● **ENREGISTREMENTS À TRAITER**
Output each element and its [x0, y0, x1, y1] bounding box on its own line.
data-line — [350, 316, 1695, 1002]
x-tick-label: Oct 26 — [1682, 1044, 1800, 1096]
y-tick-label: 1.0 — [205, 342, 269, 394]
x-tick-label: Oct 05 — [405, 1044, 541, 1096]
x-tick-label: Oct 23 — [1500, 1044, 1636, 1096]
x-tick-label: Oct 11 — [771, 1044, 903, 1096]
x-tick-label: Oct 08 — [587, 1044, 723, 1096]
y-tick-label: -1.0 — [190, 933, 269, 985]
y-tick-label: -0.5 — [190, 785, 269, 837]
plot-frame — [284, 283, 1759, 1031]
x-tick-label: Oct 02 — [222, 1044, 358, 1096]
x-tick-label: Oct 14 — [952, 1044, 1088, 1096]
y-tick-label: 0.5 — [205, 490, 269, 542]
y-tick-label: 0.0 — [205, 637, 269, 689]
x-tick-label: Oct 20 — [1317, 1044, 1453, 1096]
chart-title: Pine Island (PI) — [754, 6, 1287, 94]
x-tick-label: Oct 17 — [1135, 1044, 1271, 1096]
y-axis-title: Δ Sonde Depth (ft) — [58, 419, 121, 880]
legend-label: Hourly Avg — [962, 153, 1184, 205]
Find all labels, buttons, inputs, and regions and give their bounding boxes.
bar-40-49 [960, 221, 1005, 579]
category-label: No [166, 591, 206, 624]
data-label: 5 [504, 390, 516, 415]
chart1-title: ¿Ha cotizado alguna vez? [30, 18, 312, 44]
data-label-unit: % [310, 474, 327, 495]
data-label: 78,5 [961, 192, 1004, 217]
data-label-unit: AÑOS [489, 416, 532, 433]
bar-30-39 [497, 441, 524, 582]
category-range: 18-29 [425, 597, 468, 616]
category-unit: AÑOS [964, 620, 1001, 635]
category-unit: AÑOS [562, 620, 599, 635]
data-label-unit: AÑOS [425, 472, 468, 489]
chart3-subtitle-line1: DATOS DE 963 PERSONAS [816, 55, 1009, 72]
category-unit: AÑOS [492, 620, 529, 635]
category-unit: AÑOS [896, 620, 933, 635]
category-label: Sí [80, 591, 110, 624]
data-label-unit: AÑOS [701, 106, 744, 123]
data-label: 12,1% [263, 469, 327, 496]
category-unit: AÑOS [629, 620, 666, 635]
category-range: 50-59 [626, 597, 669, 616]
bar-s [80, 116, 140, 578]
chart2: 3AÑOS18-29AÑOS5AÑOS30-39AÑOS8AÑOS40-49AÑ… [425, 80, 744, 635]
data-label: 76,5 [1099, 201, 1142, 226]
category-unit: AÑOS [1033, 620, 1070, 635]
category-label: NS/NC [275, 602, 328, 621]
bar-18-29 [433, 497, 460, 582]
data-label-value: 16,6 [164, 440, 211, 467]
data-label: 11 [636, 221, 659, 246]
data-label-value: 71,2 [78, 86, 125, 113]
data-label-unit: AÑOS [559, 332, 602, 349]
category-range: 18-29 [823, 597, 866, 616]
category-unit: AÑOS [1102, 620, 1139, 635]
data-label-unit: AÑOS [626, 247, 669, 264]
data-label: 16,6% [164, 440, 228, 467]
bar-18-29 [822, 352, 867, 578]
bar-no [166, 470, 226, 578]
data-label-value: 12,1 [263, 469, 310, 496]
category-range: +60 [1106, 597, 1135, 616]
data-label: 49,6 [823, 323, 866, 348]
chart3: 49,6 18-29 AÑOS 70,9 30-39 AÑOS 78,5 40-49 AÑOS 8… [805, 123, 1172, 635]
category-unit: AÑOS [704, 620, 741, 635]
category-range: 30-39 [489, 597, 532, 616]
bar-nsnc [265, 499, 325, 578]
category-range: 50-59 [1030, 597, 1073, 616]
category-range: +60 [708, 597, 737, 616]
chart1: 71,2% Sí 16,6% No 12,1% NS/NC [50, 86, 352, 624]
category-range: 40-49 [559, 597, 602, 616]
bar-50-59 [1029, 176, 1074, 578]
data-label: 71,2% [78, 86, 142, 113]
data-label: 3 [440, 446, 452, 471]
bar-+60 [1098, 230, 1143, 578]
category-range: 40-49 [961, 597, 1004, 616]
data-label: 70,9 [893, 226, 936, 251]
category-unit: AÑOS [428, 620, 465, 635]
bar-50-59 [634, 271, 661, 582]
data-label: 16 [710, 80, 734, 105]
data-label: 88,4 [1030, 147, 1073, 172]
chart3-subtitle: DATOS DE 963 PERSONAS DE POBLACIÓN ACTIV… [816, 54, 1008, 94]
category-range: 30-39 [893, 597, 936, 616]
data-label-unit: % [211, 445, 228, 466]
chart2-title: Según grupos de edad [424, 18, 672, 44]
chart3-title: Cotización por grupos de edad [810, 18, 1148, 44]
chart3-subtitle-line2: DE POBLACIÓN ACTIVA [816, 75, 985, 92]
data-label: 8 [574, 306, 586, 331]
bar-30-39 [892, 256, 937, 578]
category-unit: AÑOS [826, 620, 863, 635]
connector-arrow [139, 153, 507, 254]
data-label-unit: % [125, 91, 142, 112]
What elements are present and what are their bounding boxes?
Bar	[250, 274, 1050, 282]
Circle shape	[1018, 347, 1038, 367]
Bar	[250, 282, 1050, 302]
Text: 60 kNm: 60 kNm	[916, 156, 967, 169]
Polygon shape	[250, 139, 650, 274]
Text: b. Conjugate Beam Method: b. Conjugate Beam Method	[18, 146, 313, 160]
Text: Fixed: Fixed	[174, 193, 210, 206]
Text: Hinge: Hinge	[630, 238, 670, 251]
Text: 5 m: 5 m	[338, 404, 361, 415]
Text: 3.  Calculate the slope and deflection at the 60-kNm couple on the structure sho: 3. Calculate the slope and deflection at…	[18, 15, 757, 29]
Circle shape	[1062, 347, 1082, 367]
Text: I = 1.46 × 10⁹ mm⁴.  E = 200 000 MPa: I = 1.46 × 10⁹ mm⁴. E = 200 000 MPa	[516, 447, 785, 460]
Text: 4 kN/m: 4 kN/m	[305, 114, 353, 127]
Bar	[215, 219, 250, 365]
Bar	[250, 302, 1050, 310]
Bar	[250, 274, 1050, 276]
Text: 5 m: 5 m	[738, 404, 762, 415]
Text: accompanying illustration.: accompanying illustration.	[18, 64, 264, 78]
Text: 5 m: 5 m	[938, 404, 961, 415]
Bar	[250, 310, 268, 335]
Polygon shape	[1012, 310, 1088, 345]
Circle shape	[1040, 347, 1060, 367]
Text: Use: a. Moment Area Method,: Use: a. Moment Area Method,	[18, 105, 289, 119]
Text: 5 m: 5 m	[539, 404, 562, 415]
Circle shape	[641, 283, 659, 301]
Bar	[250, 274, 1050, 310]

● **ÉNONCÉ DU PROBLÈME**
Remplacez, s'il vous plaît, « x-tick-label » par « x-axis-label » dans le passage allant du début des enregistrements jusqu'à la ligne contenant « y-tick-label: -0.5 — [190, 785, 269, 837] » incluse. Redonnez ces lignes sans aucune autre modification.

● **CORRIGÉ DE L'EXERCICE**
Output each element and its [x0, y0, x1, y1] bounding box on its own line.
data-line — [350, 316, 1695, 1002]
x-axis-label: Oct 26 — [1682, 1044, 1800, 1096]
y-tick-label: 1.0 — [205, 342, 269, 394]
x-axis-label: Oct 05 — [405, 1044, 541, 1096]
x-axis-label: Oct 23 — [1500, 1044, 1636, 1096]
x-axis-label: Oct 11 — [771, 1044, 903, 1096]
x-axis-label: Oct 08 — [587, 1044, 723, 1096]
y-tick-label: -1.0 — [190, 933, 269, 985]
y-tick-label: -0.5 — [190, 785, 269, 837]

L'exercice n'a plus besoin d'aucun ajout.